→ Stated task
Count lines with "fehlt" in them. Report only the total.

Stored dataset items:
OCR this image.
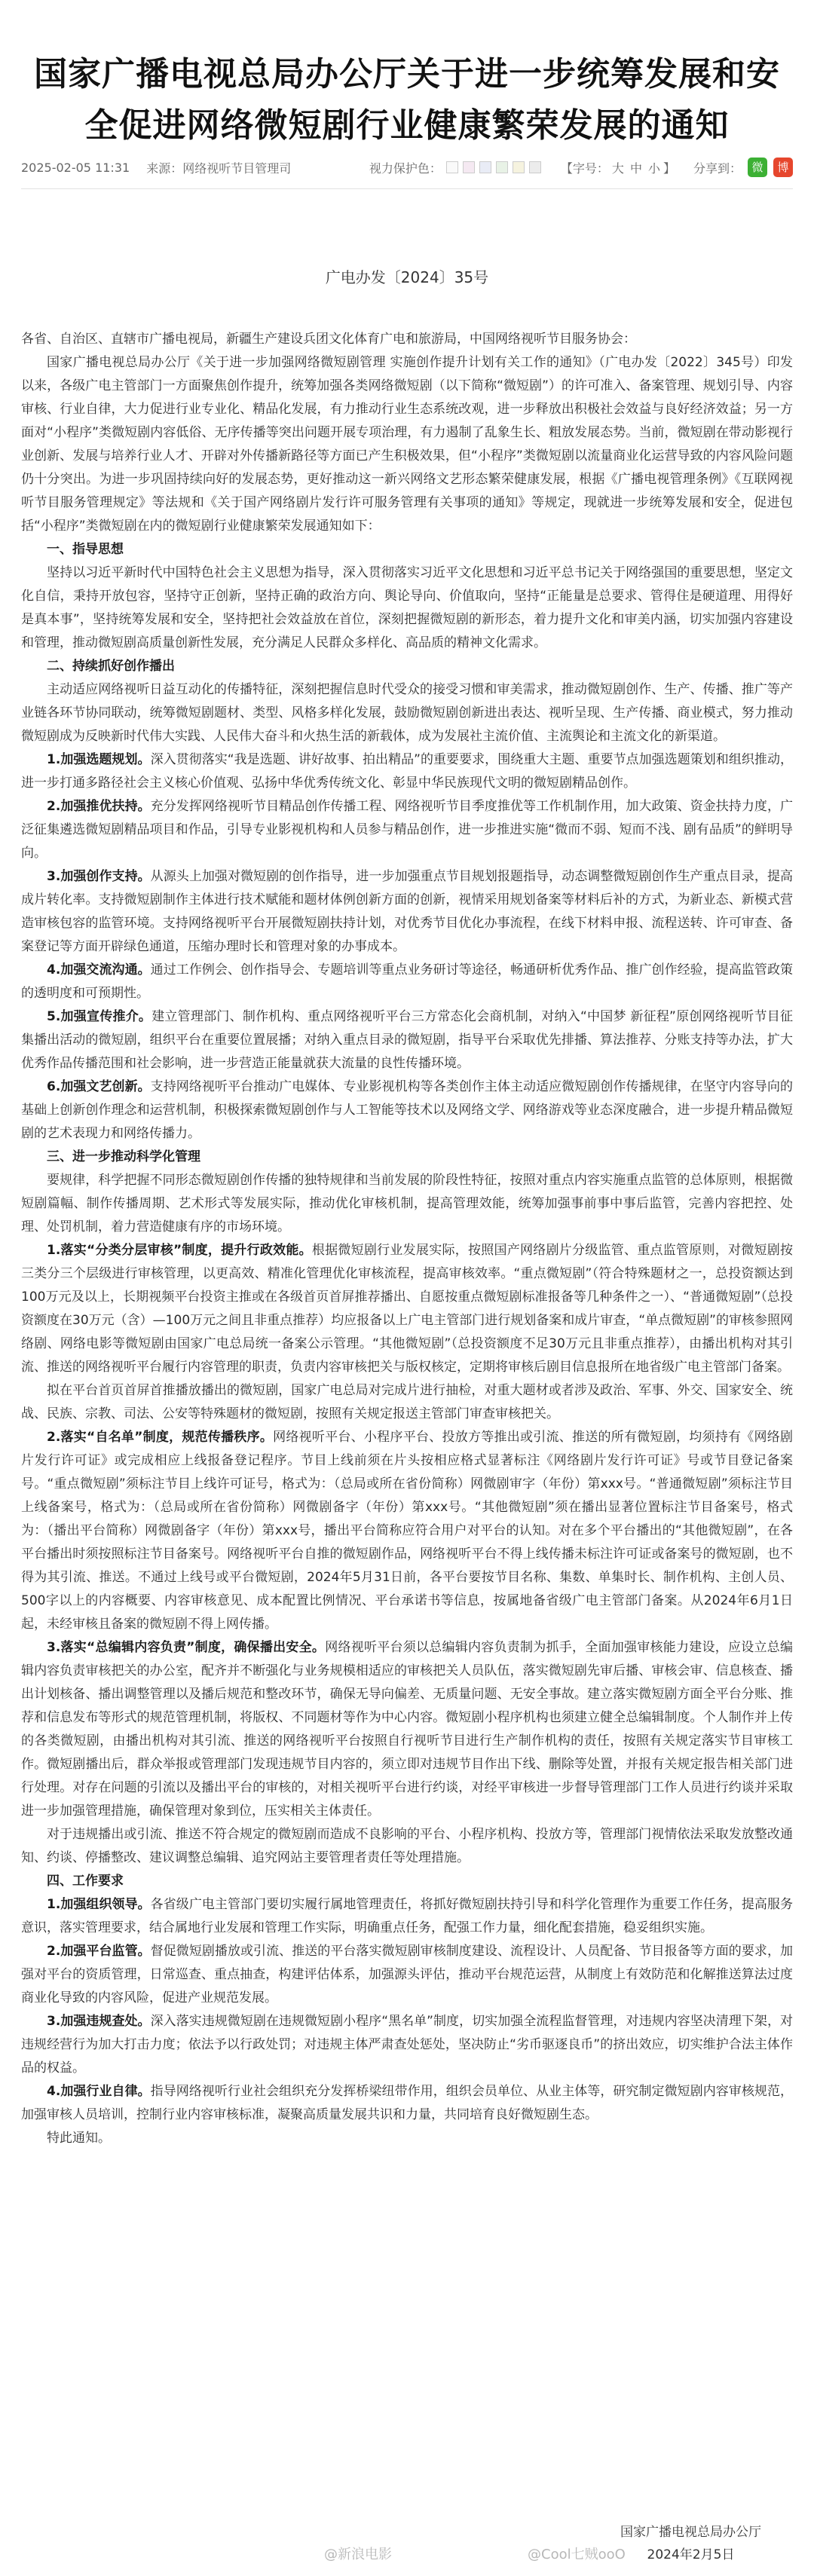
国家广播电视总局办公厅关于进一步统筹发展和安全促进网络微短剧行业健康繁荣发展的通知
2025-02-05 11:31 来源：网络视听节目管理司	视力保护色：	【字号： 大 中 小 】 分享到： 微	博
广电办发〔2024〕35号

各省、自治区、直辖市广播电视局，新疆生产建设兵团文化体育广电和旅游局，中国网络视听节目服务协会：

国家广播电视总局办公厅《关于进一步加强网络微短剧管理 实施创作提升计划有关工作的通知》（广电办发〔2022〕345号）印发以来，各级广电主管部门一方面聚焦创作提升，统筹加强各类网络微短剧（以下简称“微短剧”）的许可准入、备案管理、规划引导、内容审核、行业自律，大力促进行业专业化、精品化发展，有力推动行业生态系统改观，进一步释放出积极社会效益与良好经济效益；另一方面对“小程序”类微短剧内容低俗、无序传播等突出问题开展专项治理，有力遏制了乱象生长、粗放发展态势。当前，微短剧在带动影视行业创新、发展与培养行业人才、开辟对外传播新路径等方面已产生积极效果，但“小程序”类微短剧以流量商业化运营导致的内容风险问题仍十分突出。为进一步巩固持续向好的发展态势，更好推动这一新兴网络文艺形态繁荣健康发展，根据《广播电视管理条例》《互联网视听节目服务管理规定》等法规和《关于国产网络剧片发行许可服务管理有关事项的通知》等规定，现就进一步统筹发展和安全，促进包括“小程序”类微短剧在内的微短剧行业健康繁荣发展通知如下：

一、指导思想

坚持以习近平新时代中国特色社会主义思想为指导，深入贯彻落实习近平文化思想和习近平总书记关于网络强国的重要思想，坚定文化自信，秉持开放包容，坚持守正创新，坚持正确的政治方向、舆论导向、价值取向，坚持“正能量是总要求、管得住是硬道理、用得好是真本事”，坚持统筹发展和安全，坚持把社会效益放在首位，深刻把握微短剧的新形态，着力提升文化和审美内涵，切实加强内容建设和管理，推动微短剧高质量创新性发展，充分满足人民群众多样化、高品质的精神文化需求。

二、持续抓好创作播出

主动适应网络视听日益互动化的传播特征，深刻把握信息时代受众的接受习惯和审美需求，推动微短剧创作、生产、传播、推广等产业链各环节协同联动，统筹微短剧题材、类型、风格多样化发展，鼓励微短剧创新进出表达、视听呈现、生产传播、商业模式，努力推动微短剧成为反映新时代伟大实践、人民伟大奋斗和火热生活的新载体，成为发展社主流价值、主流舆论和主流文化的新渠道。

1.加强选题规划。深入贯彻落实“我是选题、讲好故事、拍出精品”的重要要求，围绕重大主题、重要节点加强选题策划和组织推动，进一步打通多路径社会主义核心价值观、弘扬中华优秀传统文化、彰显中华民族现代文明的微短剧精品创作。

2.加强推优扶持。充分发挥网络视听节目精品创作传播工程、网络视听节目季度推优等工作机制作用，加大政策、资金扶持力度，广泛征集遴选微短剧精品项目和作品，引导专业影视机构和人员参与精品创作，进一步推进实施“微而不弱、短而不浅、剧有品质”的鲜明导向。

3.加强创作支持。从源头上加强对微短剧的创作指导，进一步加强重点节目规划报题指导，动态调整微短剧创作生产重点目录，提高成片转化率。支持微短剧制作主体进行技术赋能和题材体例创新方面的创新，视情采用规划备案等材料后补的方式，为新业态、新模式营造审核包容的监管环境。支持网络视听平台开展微短剧扶持计划，对优秀节目优化办事流程，在线下材料申报、流程送转、许可审查、备案登记等方面开辟绿色通道，压缩办理时长和管理对象的办事成本。

4.加强交流沟通。通过工作例会、创作指导会、专题培训等重点业务研讨等途径，畅通研析优秀作品、推广创作经验，提高监管政策的透明度和可预期性。

5.加强宣传推介。建立管理部门、制作机构、重点网络视听平台三方常态化会商机制，对纳入“中国梦 新征程”原创网络视听节目征集播出活动的微短剧，组织平台在重要位置展播；对纳入重点目录的微短剧，指导平台采取优先排播、算法推荐、分账支持等办法，扩大优秀作品传播范围和社会影响，进一步营造正能量就获大流量的良性传播环境。

6.加强文艺创新。支持网络视听平台推动广电媒体、专业影视机构等各类创作主体主动适应微短剧创作传播规律，在坚守内容导向的基础上创新创作理念和运营机制，积极探索微短剧创作与人工智能等技术以及网络文学、网络游戏等业态深度融合，进一步提升精品微短剧的艺术表现力和网络传播力。

三、进一步推动科学化管理

要规律，科学把握不同形态微短剧创作传播的独特规律和当前发展的阶段性特征，按照对重点内容实施重点监管的总体原则，根据微短剧篇幅、制作传播周期、艺术形式等发展实际，推动优化审核机制，提高管理效能，统筹加强事前事中事后监管，完善内容把控、处理、处罚机制，着力营造健康有序的市场环境。

1.落实“分类分层审核”制度，提升行政效能。根据微短剧行业发展实际，按照国产网络剧片分级监管、重点监管原则，对微短剧按三类分三个层级进行审核管理，以更高效、精准化管理优化审核流程，提高审核效率。“重点微短剧”（符合特殊题材之一，总投资额达到100万元及以上，长期视频平台投资主推或在各级首页首屏推荐播出、自愿按重点微短剧标准报备等几种条件之一）、“普通微短剧”（总投资额度在30万元（含）—100万元之间且非重点推荐）均应报备以上广电主管部门进行规划备案和成片审查，“单点微短剧”的审核参照网络剧、网络电影等微短剧由国家广电总局统一备案公示管理。“其他微短剧”（总投资额度不足30万元且非重点推荐），由播出机构对其引流、推送的网络视听平台履行内容管理的职责，负责内容审核把关与版权核定，定期将审核后剧目信息报所在地省级广电主管部门备案。

拟在平台首页首屏首推播放播出的微短剧，国家广电总局对完成片进行抽检，对重大题材或者涉及政治、军事、外交、国家安全、统战、民族、宗教、司法、公安等特殊题材的微短剧，按照有关规定报送主管部门审查审核把关。

2.落实“自名单”制度，规范传播秩序。网络视听平台、小程序平台、投放方等推出或引流、推送的所有微短剧，均须持有《网络剧片发行许可证》或完成相应上线报备登记程序。节目上线前须在片头按相应格式显著标注《网络剧片发行许可证》号或节目登记备案号。“重点微短剧”须标注节目上线许可证号，格式为：（总局或所在省份简称）网微剧审字（年份）第xxx号。“普通微短剧”须标注节目上线备案号，格式为：（总局或所在省份简称）网微剧备字（年份）第xxx号。“其他微短剧”须在播出显著位置标注节目备案号，格式为：（播出平台简称）网微剧备字（年份）第xxx号，播出平台简称应符合用户对平台的认知。对在多个平台播出的“其他微短剧”，在各平台播出时须按照标注节目备案号。网络视听平台自推的微短剧作品，网络视听平台不得上线传播未标注许可证或备案号的微短剧，也不得为其引流、推送。不通过上线号或平台微短剧，2024年5月31日前，各平台要按节目名称、集数、单集时长、制作机构、主创人员、500字以上的内容概要、内容审核意见、成本配置比例情况、平台承诺书等信息，按属地备省级广电主管部门备案。从2024年6月1日起，未经审核且备案的微短剧不得上网传播。

3.落实“总编辑内容负责”制度，确保播出安全。网络视听平台须以总编辑内容负责制为抓手，全面加强审核能力建设，应设立总编辑内容负责审核把关的办公室，配齐并不断强化与业务规模相适应的审核把关人员队伍，落实微短剧先审后播、审核会审、信息核查、播出计划核备、播出调整管理以及播后规范和整改环节，确保无导向偏差、无质量问题、无安全事故。建立落实微短剧方面全平台分账、推荐和信息发布等形式的规范管理机制，将版权、不同题材等作为中心内容。微短剧小程序机构也须建立健全总编辑制度。个人制作并上传的各类微短剧，由播出机构对其引流、推送的网络视听平台按照自行视听节目进行生产制作机构的责任，按照有关规定落实节目审核工作。微短剧播出后，群众举报或管理部门发现违规节目内容的，须立即对违规节目作出下线、删除等处置，并报有关规定报告相关部门进行处理。对存在问题的引流以及播出平台的审核的，对相关视听平台进行约谈，对经平审核进一步督导管理部门工作人员进行约谈并采取进一步加强管理措施，确保管理对象到位，压实相关主体责任。

对于违规播出或引流、推送不符合规定的微短剧而造成不良影响的平台、小程序机构、投放方等，管理部门视情依法采取发放整改通知、约谈、停播整改、建议调整总编辑、追究网站主要管理者责任等处理措施。

四、工作要求

1.加强组织领导。各省级广电主管部门要切实履行属地管理责任，将抓好微短剧扶持引导和科学化管理作为重要工作任务，提高服务意识，落实管理要求，结合属地行业发展和管理工作实际，明确重点任务，配强工作力量，细化配套措施，稳妥组织实施。

2.加强平台监管。督促微短剧播放或引流、推送的平台落实微短剧审核制度建设、流程设计、人员配备、节目报备等方面的要求，加强对平台的资质管理，日常巡查、重点抽查，构建评估体系，加强源头评估，推动平台规范运营，从制度上有效防范和化解推送算法过度商业化导致的内容风险，促进产业规范发展。

3.加强违规查处。深入落实违规微短剧在违规微短剧小程序“黑名单”制度，切实加强全流程监督管理，对违规内容坚决清理下架，对违规经营行为加大打击力度；依法予以行政处罚；对违规主体严肃查处惩处，坚决防止“劣币驱逐良币”的挤出效应，切实维护合法主体作品的权益。

4.加强行业自律。指导网络视听行业社会组织充分发挥桥梁纽带作用，组织会员单位、从业主体等，研究制定微短剧内容审核规范，加强审核人员培训，控制行业内容审核标准，凝聚高质量发展共识和力量，共同培育良好微短剧生态。

特此通知。

国家广播电视总局办公厅
2024年2月5日
@新浪电影	@Cool七贼ooO
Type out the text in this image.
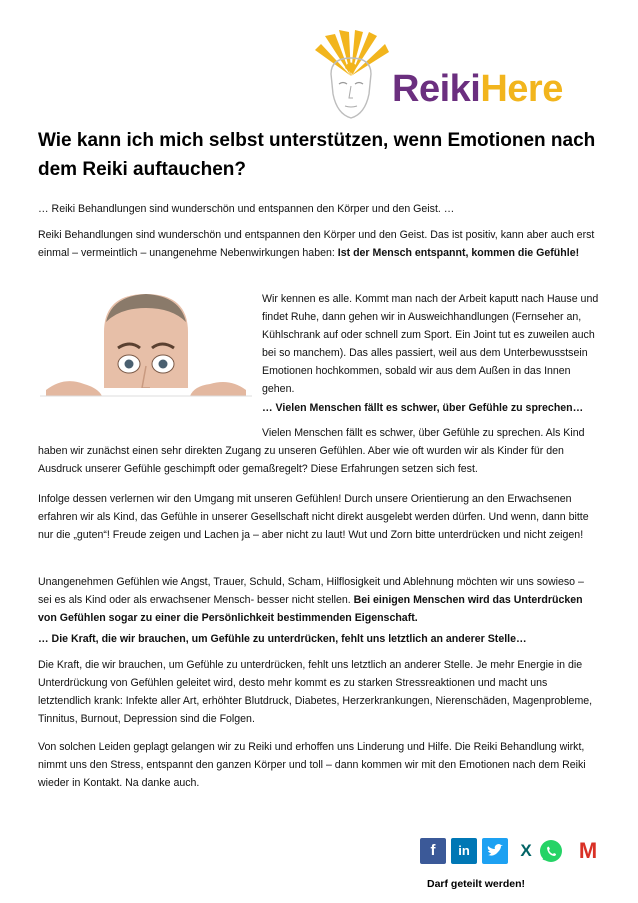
ReikiHere
Wie kann ich mich selbst unterstützen, wenn Emotionen nach dem Reiki auftauchen?

… Reiki Behandlungen sind wunderschön und entspannen den Körper und den Geist. …

Reiki Behandlungen sind wunderschön und entspannen den Körper und den Geist. Das ist positiv, kann aber auch erst einmal – vermeintlich – unangenehme Nebenwirkungen haben: Ist der Mensch entspannt, kommen die Gefühle!

Wir kennen es alle. Kommt man nach der Arbeit kaputt nach Hause und findet Ruhe, dann gehen wir in Ausweichhandlungen (Fernseher an, Kühlschrank auf oder schnell zum Sport. Ein Joint tut es zuweilen auch bei so manchem). Das alles passiert, weil aus dem Unterbewusstsein Emotionen hochkommen, sobald wir aus dem Außen in das Innen gehen.

… Vielen Menschen fällt es schwer, über Gefühle zu sprechen…

Vielen Menschen fällt es schwer, über Gefühle zu sprechen. Als Kind

haben wir zunächst einen sehr direkten Zugang zu unseren Gefühlen. Aber wie oft wurden wir als Kinder für den Ausdruck unserer Gefühle geschimpft oder gemaßregelt? Diese Erfahrungen setzen sich fest.

Infolge dessen verlernen wir den Umgang mit unseren Gefühlen! Durch unsere Orientierung an den Erwachsenen erfahren wir als Kind, das Gefühle in unserer Gesellschaft nicht direkt ausgelebt werden dürfen. Und wenn, dann bitte nur die „guten“! Freude zeigen und Lachen ja – aber nicht zu laut! Wut und Zorn bitte unterdrücken und nicht zeigen!

Unangenehmen Gefühlen wie Angst, Trauer, Schuld, Scham, Hilflosigkeit und Ablehnung möchten wir uns sowieso – sei es als Kind oder als erwachsener Mensch- besser nicht stellen. Bei einigen Menschen wird das Unterdrücken von Gefühlen sogar zu einer die Persönlichkeit bestimmenden Eigenschaft.

… Die Kraft, die wir brauchen, um Gefühle zu unterdrücken, fehlt uns letztlich an anderer Stelle…

Die Kraft, die wir brauchen, um Gefühle zu unterdrücken, fehlt uns letztlich an anderer Stelle. Je mehr Energie in die Unterdrückung von Gefühlen geleitet wird, desto mehr kommt es zu starken Stressreaktionen und macht uns letztendlich krank: Infekte aller Art, erhöhter Blutdruck, Diabetes, Herzerkrankungen, Nierenschäden, Magenprobleme, Tinnitus, Burnout, Depression sind die Folgen.

Von solchen Leiden geplagt gelangen wir zu Reiki und erhoffen uns Linderung und Hilfe. Die Reiki Behandlung wirkt, nimmt uns den Stress, entspannt den ganzen Körper und toll – dann kommen wir mit den Emotionen nach dem Reiki wieder in Kontakt. Na danke auch.

f	in	X	M
Darf geteilt werden!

→ Exercise solution
2